- **SUPPLIED PASSAGE**:
+---+

Sections

End-to-end A/B testing framework used at top tech companies — from experiment design and sample size calculation to statistical analysis, multiple comparisons, novelty effects, and causal inference when randomization isn't possible.

70 min read 11 sections 10 interview questions

A/B TestingExperimentationHypothesis TestingSample SizeCUPEDCausal InferenceInterleavingStatistical SignificanceNovelty EffectMultiple Testingp-valueConversion Rate Optimization

A/B Test Lifecycle — The 6-Step Framework

Rendering diagram...

The Experiment Lifecycle

Every A/B test at a tech company follows the same 6-step lifecycle. Skipping any step is a common source of invalid results.

Hypothesis → 2. Power Analysis (sample size) → 3. Randomization design → 4. Instrumentation → 5. Statistical analysis → 6. Decision

Step 1 — Define What You're Testing

Primary Metric

The single metric that determines success. Choose one that's directly linked to business value and sensitive enough to detect the change. Avoid vanity metrics (page views) and composite metrics.

Guardrail Metrics

Metrics that must not regress. E.g., latency p99, crash rate, subscription cancellation. A positive primary metric doesn't override a guardrail regression.

Secondary Metrics

Supporting evidence. Track to understand mechanism, not for shipping decision. Reduces multiple comparisons risk.

Hypothesis Statement

State it as a sentence: "Treatment X will increase primary metric Y by at least Z% among population P." The Z% is your Minimum Detectable Effect (MDE) — the smallest effect that matters to the business.

+---+

- **REQUIRED WORK**:
[1] In the A/B testing page, what name is given to the Z% in the hypothesis statement?
[2] Reproduce the rows word for word, starting with the first row and going on through the line that contains "panel-a-u-label: u xyxy=(408,186,427,230)".

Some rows
+---+

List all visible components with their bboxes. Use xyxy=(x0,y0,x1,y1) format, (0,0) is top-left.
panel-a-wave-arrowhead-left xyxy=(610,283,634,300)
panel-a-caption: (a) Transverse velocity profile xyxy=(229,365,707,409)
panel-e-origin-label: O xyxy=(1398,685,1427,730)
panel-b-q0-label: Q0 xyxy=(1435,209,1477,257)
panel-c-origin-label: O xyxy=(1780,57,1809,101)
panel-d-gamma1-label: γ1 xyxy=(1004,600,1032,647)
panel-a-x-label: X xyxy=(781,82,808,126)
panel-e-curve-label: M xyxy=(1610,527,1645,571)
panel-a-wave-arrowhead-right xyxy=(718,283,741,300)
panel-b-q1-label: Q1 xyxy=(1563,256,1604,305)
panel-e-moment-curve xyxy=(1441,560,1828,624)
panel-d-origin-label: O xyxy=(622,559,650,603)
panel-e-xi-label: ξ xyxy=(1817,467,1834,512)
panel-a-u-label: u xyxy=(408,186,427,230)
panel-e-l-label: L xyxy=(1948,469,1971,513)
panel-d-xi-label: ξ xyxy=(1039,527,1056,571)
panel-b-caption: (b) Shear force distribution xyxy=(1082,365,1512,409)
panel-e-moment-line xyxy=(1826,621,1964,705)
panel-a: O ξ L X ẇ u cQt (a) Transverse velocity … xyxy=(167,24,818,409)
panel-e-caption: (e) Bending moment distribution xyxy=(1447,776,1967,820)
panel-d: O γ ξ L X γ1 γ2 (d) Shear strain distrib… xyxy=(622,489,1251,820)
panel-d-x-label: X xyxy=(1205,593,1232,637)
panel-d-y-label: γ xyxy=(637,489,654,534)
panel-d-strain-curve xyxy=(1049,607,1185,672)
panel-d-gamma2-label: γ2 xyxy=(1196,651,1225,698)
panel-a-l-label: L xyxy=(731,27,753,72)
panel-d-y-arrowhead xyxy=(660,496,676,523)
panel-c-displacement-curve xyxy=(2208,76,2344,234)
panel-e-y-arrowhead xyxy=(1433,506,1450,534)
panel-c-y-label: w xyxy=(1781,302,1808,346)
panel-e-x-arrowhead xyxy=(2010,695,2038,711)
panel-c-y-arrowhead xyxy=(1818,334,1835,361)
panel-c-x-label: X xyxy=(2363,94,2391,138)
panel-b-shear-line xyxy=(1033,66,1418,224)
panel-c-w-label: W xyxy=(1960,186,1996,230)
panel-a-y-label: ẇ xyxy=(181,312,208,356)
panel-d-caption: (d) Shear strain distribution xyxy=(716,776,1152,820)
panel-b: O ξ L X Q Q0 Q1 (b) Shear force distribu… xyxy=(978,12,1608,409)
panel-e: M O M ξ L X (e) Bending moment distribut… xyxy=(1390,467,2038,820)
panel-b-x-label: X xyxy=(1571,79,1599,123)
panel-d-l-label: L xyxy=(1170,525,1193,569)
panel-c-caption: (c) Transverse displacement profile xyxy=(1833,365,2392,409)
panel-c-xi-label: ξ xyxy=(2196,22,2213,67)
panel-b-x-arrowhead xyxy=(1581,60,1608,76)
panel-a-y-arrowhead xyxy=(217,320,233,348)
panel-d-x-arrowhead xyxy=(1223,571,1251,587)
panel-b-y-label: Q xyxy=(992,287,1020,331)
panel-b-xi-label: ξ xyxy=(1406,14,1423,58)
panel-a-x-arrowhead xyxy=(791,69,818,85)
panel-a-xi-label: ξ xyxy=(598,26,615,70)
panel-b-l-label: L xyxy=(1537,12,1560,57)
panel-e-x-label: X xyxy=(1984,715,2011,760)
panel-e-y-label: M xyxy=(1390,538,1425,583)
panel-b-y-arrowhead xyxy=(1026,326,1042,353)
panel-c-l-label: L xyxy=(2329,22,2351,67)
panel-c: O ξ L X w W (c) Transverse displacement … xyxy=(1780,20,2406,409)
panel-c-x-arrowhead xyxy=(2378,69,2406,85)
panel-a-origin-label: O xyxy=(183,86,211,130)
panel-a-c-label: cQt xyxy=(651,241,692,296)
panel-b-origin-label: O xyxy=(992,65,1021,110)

+---+

- **ANSWERS GIVEN**:
[1] The Minimum Detectable Effect (MDE), the smallest effect that matters to the business.

[2]
List all visible components with their bboxes. Use xyxy=(x0,y0,x1,y1) format, (0,0) is top-left.
panel-a-wave-arrowhead-left xyxy=(610,283,634,300)
panel-a-caption: (a) Transverse velocity profile xyxy=(229,365,707,409)
panel-e-origin-label: O xyxy=(1398,685,1427,730)
panel-b-q0-label: Q0 xyxy=(1435,209,1477,257)
panel-c-origin-label: O xyxy=(1780,57,1809,101)
panel-d-gamma1-label: γ1 xyxy=(1004,600,1032,647)
panel-a-x-label: X xyxy=(781,82,808,126)
panel-e-curve-label: M xyxy=(1610,527,1645,571)
panel-a-wave-arrowhead-right xyxy=(718,283,741,300)
panel-b-q1-label: Q1 xyxy=(1563,256,1604,305)
panel-e-moment-curve xyxy=(1441,560,1828,624)
panel-d-origin-label: O xyxy=(622,559,650,603)
panel-e-xi-label: ξ xyxy=(1817,467,1834,512)
panel-a-u-label: u xyxy=(408,186,427,230)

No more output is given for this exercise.